Exactly as written, print each record in the listing.

[Source records]
================

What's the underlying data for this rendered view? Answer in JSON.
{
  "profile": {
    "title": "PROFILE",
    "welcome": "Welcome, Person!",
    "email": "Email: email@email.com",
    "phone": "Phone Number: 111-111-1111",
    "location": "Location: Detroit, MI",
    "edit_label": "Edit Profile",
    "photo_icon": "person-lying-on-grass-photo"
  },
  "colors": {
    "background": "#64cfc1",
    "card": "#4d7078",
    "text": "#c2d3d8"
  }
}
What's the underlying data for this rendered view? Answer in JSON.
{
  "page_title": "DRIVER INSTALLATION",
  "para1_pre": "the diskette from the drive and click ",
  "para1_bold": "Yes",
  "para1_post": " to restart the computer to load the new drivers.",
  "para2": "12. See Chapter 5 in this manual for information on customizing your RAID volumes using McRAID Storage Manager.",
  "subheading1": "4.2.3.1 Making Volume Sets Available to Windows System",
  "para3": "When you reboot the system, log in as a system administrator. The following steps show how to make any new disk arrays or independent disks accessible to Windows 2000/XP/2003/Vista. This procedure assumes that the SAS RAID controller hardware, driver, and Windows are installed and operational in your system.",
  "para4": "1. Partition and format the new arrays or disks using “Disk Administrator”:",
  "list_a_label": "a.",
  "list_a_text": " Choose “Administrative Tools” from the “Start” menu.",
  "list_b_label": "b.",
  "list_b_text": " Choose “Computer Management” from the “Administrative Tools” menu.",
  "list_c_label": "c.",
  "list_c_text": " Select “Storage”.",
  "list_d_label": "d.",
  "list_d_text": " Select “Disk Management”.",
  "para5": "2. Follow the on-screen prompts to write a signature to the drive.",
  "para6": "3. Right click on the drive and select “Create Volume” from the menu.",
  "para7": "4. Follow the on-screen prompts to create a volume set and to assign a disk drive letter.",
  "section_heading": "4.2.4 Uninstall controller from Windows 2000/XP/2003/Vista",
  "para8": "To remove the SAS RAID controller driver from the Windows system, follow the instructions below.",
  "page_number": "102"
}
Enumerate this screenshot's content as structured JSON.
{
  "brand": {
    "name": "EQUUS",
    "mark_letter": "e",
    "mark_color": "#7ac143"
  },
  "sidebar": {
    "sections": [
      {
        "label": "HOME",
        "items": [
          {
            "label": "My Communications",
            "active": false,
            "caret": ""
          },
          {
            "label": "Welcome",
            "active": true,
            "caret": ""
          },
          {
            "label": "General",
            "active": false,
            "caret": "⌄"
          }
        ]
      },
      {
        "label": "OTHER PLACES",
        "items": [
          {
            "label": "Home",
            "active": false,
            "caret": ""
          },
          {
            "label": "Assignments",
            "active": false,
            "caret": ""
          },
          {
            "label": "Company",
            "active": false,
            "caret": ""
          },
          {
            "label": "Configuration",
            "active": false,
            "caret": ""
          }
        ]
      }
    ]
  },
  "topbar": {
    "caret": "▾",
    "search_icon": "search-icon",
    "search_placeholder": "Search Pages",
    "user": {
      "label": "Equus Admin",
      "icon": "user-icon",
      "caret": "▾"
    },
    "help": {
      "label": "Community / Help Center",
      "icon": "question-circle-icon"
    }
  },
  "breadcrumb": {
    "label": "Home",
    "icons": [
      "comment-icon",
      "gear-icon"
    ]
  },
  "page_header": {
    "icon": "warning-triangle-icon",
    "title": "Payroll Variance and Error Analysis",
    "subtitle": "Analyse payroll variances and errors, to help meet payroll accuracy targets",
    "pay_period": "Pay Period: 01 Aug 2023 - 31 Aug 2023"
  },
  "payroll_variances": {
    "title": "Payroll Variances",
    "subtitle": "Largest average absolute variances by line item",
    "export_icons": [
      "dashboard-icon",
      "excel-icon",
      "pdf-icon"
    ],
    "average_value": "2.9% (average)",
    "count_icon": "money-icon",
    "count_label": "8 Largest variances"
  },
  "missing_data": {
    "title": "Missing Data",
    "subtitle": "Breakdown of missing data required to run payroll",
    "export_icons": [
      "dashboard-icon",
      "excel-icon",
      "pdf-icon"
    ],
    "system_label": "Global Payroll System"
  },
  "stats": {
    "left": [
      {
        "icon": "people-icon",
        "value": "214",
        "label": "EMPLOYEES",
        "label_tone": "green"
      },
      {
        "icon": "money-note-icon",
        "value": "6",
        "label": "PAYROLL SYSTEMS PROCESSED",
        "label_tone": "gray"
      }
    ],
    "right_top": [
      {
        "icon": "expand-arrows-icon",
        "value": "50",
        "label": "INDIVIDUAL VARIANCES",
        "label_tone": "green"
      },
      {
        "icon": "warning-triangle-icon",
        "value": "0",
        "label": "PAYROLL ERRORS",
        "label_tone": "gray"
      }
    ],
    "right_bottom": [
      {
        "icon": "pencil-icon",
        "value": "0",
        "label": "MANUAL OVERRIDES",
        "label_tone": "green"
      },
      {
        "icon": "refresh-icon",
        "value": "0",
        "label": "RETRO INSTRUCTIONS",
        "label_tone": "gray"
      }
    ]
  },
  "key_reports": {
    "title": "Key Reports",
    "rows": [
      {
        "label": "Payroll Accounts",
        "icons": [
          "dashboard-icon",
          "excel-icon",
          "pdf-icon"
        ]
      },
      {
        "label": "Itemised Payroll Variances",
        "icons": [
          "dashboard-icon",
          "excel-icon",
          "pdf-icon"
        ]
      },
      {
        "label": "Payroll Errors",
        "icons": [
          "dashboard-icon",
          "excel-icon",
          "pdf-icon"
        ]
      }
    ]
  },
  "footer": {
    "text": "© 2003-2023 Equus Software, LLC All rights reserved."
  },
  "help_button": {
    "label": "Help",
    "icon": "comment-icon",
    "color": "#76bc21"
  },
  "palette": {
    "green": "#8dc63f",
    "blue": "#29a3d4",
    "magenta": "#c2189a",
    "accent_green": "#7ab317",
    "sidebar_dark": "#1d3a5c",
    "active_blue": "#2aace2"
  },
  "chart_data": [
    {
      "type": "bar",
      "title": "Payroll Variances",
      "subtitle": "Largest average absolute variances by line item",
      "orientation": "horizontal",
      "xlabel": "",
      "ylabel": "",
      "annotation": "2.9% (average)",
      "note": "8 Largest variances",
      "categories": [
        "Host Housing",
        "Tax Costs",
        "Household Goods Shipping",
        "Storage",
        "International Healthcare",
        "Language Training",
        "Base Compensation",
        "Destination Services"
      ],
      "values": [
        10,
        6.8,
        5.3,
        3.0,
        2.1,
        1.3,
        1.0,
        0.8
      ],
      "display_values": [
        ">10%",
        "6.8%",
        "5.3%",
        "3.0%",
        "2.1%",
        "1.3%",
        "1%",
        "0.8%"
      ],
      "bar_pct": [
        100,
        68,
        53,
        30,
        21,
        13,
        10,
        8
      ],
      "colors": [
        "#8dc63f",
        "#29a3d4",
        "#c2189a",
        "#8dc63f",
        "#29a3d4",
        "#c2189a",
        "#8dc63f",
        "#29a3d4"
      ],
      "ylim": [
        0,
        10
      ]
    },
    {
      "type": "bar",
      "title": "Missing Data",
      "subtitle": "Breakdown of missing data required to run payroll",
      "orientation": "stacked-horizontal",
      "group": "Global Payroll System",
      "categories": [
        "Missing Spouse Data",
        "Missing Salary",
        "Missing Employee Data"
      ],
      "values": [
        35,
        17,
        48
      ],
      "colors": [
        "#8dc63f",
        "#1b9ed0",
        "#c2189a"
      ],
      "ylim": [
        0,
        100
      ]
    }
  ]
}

================

*Solution for this exercise*.
What's the underlying data for this rendered view? Answer in JSON.
{
  "profile": {
    "title": "PROFILE",
    "welcome": "Welcome, Person!",
    "email": "Email: email@email.com",
    "phone": "Phone Number: 111-111-1111",
    "location": "Location: Detroit, MI",
    "edit_label": "Edit Profile",
    "photo_icon": "person-lying-on-grass-photo"
  },
  "colors": {
    "background": "#64cfc1",
    "card": "#4d7078",
    "text": "#c2d3d8"
  }
}
What's the underlying data for this rendered view? Answer in JSON.
{
  "page_title": "DRIVER INSTALLATION",
  "para1_pre": "the diskette from the drive and click ",
  "para1_bold": "Yes",
  "para1_post": " to restart the computer to load the new drivers.",
  "para2": "12. See Chapter 5 in this manual for information on customizing your RAID volumes using McRAID Storage Manager.",
  "subheading1": "4.2.3.1 Making Volume Sets Available to Windows System",
  "para3": "When you reboot the system, log in as a system administrator. The following steps show how to make any new disk arrays or independent disks accessible to Windows 2000/XP/2003/Vista. This procedure assumes that the SAS RAID controller hardware, driver, and Windows are installed and operational in your system.",
  "para4": "1. Partition and format the new arrays or disks using “Disk Administrator”:",
  "list_a_label": "a.",
  "list_a_text": " Choose “Administrative Tools” from the “Start” menu.",
  "list_b_label": "b.",
  "list_b_text": " Choose “Computer Management” from the “Administrative Tools” menu.",
  "list_c_label": "c.",
  "list_c_text": " Select “Storage”.",
  "list_d_label": "d.",
  "list_d_text": " Select “Disk Management”.",
  "para5": "2. Follow the on-screen prompts to write a signature to the drive.",
  "para6": "3. Right click on the drive and select “Create Volume” from the menu.",
  "para7": "4. Follow the on-screen prompts to create a volume set and to assign a disk drive letter.",
  "section_heading": "4.2.4 Uninstall controller from Windows 2000/XP/2003/Vista",
  "para8": "To remove the SAS RAID controller driver from the Windows system, follow the instructions below.",
  "page_number": "102"
}
Enumerate this screenshot's content as structured JSON.
{
  "brand": {
    "name": "EQUUS",
    "mark_letter": "e",
    "mark_color": "#7ac143"
  },
  "sidebar": {
    "sections": [
      {
        "label": "HOME",
        "items": [
          {
            "label": "My Communications",
            "active": false,
            "caret": ""
          },
          {
            "label": "Welcome",
            "active": true,
            "caret": ""
          },
          {
            "label": "General",
            "active": false,
            "caret": "⌄"
          }
        ]
      },
      {
        "label": "OTHER PLACES",
        "items": [
          {
            "label": "Home",
            "active": false,
            "caret": ""
          },
          {
            "label": "Assignments",
            "active": false,
            "caret": ""
          },
          {
            "label": "Company",
            "active": false,
            "caret": ""
          },
          {
            "label": "Configuration",
            "active": false,
            "caret": ""
          }
        ]
      }
    ]
  },
  "topbar": {
    "caret": "▾",
    "search_icon": "search-icon",
    "search_placeholder": "Search Pages",
    "user": {
      "label": "Equus Admin",
      "icon": "user-icon",
      "caret": "▾"
    },
    "help": {
      "label": "Community / Help Center",
      "icon": "question-circle-icon"
    }
  },
  "breadcrumb": {
    "label": "Home",
    "icons": [
      "comment-icon",
      "gear-icon"
    ]
  },
  "page_header": {
    "icon": "warning-triangle-icon",
    "title": "Payroll Variance and Error Analysis",
    "subtitle": "Analyse payroll variances and errors, to help meet payroll accuracy targets",
    "pay_period": "Pay Period: 01 Aug 2023 - 31 Aug 2023"
  },
  "payroll_variances": {
    "title": "Payroll Variances",
    "subtitle": "Largest average absolute variances by line item",
    "export_icons": [
      "dashboard-icon",
      "excel-icon",
      "pdf-icon"
    ],
    "average_value": "2.9% (average)",
    "count_icon": "money-icon",
    "count_label": "8 Largest variances"
  },
  "missing_data": {
    "title": "Missing Data",
    "subtitle": "Breakdown of missing data required to run payroll",
    "export_icons": [
      "dashboard-icon",
      "excel-icon",
      "pdf-icon"
    ],
    "system_label": "Global Payroll System"
  },
  "stats": {
    "left": [
      {
        "icon": "people-icon",
        "value": "214",
        "label": "EMPLOYEES",
        "label_tone": "green"
      },
      {
        "icon": "money-note-icon",
        "value": "6",
        "label": "PAYROLL SYSTEMS PROCESSED",
        "label_tone": "gray"
      }
    ],
    "right_top": [
      {
        "icon": "expand-arrows-icon",
        "value": "50",
        "label": "INDIVIDUAL VARIANCES",
        "label_tone": "green"
      },
      {
        "icon": "warning-triangle-icon",
        "value": "0",
        "label": "PAYROLL ERRORS",
        "label_tone": "gray"
      }
    ],
    "right_bottom": [
      {
        "icon": "pencil-icon",
        "value": "0",
        "label": "MANUAL OVERRIDES",
        "label_tone": "green"
      },
      {
        "icon": "refresh-icon",
        "value": "0",
        "label": "RETRO INSTRUCTIONS",
        "label_tone": "gray"
      }
    ]
  },
  "key_reports": {
    "title": "Key Reports",
    "rows": [
      {
        "label": "Payroll Accounts",
        "icons": [
          "dashboard-icon",
          "excel-icon",
          "pdf-icon"
        ]
      },
      {
        "label": "Itemised Payroll Variances",
        "icons": [
          "dashboard-icon",
          "excel-icon",
          "pdf-icon"
        ]
      },
      {
        "label": "Payroll Errors",
        "icons": [
          "dashboard-icon",
          "excel-icon",
          "pdf-icon"
        ]
      }
    ]
  },
  "footer": {
    "text": "© 2003-2023 Equus Software, LLC All rights reserved."
  },
  "help_button": {
    "label": "Help",
    "icon": "comment-icon",
    "color": "#76bc21"
  },
  "palette": {
    "green": "#8dc63f",
    "blue": "#29a3d4",
    "magenta": "#c2189a",
    "accent_green": "#7ab317",
    "sidebar_dark": "#1d3a5c",
    "active_blue": "#2aace2"
  },
  "chart_data": [
    {
      "type": "bar",
      "title": "Payroll Variances",
      "subtitle": "Largest average absolute variances by line item",
      "orientation": "horizontal",
      "xlabel": "",
      "ylabel": "",
      "annotation": "2.9% (average)",
      "note": "8 Largest variances",
      "categories": [
        "Host Housing",
        "Tax Costs",
        "Household Goods Shipping",
        "Storage",
        "International Healthcare",
        "Language Training",
        "Base Compensation",
        "Destination Services"
      ],
      "values": [
        10,
        6.8,
        5.3,
        3.0,
        2.1,
        1.3,
        1.0,
        0.8
      ],
      "display_values": [
        ">10%",
        "6.8%",
        "5.3%",
        "3.0%",
        "2.1%",
        "1.3%",
        "1%",
        "0.8%"
      ],
      "bar_pct": [
        100,
        68,
        53,
        30,
        21,
        13,
        10,
        8
      ],
      "colors": [
        "#8dc63f",
        "#29a3d4",
        "#c2189a",
        "#8dc63f",
        "#29a3d4",
        "#c2189a",
        "#8dc63f",
        "#29a3d4"
      ],
      "ylim": [
        0,
        10
      ]
    },
    {
      "type": "bar",
      "title": "Missing Data",
      "subtitle": "Breakdown of missing data required to run payroll",
      "orientation": "stacked-horizontal",
      "group": "Global Payroll System",
      "categories": [
        "Missing Spouse Data",
        "Missing Salary",
        "Missing Employee Data"
      ],
      "values": [
        35,
        17,
        48
      ],
      "colors": [
        "#8dc63f",
        "#1b9ed0",
        "#c2189a"
      ],
      "ylim": [
        0,
        100
      ]
    }
  ]
}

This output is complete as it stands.